List each distinct year mentioned in the Yulia Tymoshenko text below, in the order in which each first appears.
:: Page excerpt ::
Yulia Tymoshenko


Yulia Volodymyrivna Tymoshenko is a Ukrainian politician, who served as Prime Minister of Ukraine in 2005, and again from 2007 until 2010; the first woman in Ukraine to hold that position. She has been a member of the Verkhovna Rada as People's Deputy of Ukraine several times between 1997 and 2007, and presently as of 2014, and was First Deputy Prime Minister of Ukraine for the fuel and energy complex from 1999 to 2001. She is a Candidate of Economic Sciences.
Tymoshenko is the leader of the Batkivshchyna political party. She supports Ukraine's integration into the European Union and strongly opposes the membership of Ukraine in the Russia-led Eurasian Customs Union. She supports NATO membership for Ukraine.
She co-led the Orange Revolution and was the first woman twice appointed and endorsed by parliamentary majority to become prime minister, serving from 24 January to 8 September 2005, and again from 18 December 2007 to 4 March 2010. She placed third in Forbes magazine's list of the world's most powerful women in 2005.
:::
:: Entries ::
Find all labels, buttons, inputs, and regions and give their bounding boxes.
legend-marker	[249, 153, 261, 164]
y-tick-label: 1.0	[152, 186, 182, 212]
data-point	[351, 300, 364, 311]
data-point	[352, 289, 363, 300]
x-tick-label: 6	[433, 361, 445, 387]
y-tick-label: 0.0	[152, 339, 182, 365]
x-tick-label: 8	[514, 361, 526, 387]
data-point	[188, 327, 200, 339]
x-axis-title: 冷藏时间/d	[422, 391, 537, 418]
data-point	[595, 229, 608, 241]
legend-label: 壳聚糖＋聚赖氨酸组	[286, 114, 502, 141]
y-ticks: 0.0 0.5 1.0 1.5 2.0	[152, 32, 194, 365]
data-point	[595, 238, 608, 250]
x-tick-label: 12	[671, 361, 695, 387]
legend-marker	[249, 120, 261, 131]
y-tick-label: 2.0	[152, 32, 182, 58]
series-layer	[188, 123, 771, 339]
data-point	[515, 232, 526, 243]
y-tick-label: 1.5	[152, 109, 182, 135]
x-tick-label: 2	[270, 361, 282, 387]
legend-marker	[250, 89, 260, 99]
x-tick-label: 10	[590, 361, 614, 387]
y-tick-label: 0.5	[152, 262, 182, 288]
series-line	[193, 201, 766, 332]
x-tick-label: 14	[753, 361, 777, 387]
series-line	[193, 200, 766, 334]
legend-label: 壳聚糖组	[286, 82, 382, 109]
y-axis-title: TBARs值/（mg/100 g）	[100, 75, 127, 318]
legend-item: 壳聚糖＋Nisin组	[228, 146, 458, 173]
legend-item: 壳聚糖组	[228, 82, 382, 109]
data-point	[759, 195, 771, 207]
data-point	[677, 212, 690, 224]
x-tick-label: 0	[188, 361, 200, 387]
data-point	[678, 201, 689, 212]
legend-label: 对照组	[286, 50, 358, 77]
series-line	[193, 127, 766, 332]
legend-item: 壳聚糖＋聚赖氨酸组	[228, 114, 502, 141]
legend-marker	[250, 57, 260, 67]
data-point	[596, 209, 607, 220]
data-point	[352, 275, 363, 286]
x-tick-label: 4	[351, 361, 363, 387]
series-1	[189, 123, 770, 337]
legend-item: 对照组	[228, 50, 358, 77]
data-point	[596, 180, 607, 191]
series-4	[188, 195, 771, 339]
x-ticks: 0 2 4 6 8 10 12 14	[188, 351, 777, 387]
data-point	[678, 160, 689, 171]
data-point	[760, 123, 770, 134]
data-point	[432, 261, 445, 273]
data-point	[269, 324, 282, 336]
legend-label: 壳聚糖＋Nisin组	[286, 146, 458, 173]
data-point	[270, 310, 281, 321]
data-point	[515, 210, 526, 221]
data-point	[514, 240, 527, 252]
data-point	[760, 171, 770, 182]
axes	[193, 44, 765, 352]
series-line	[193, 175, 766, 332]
:::
» **Finished exercise**
2005, 2007, 2010, 1997, 2014, 1999, 2001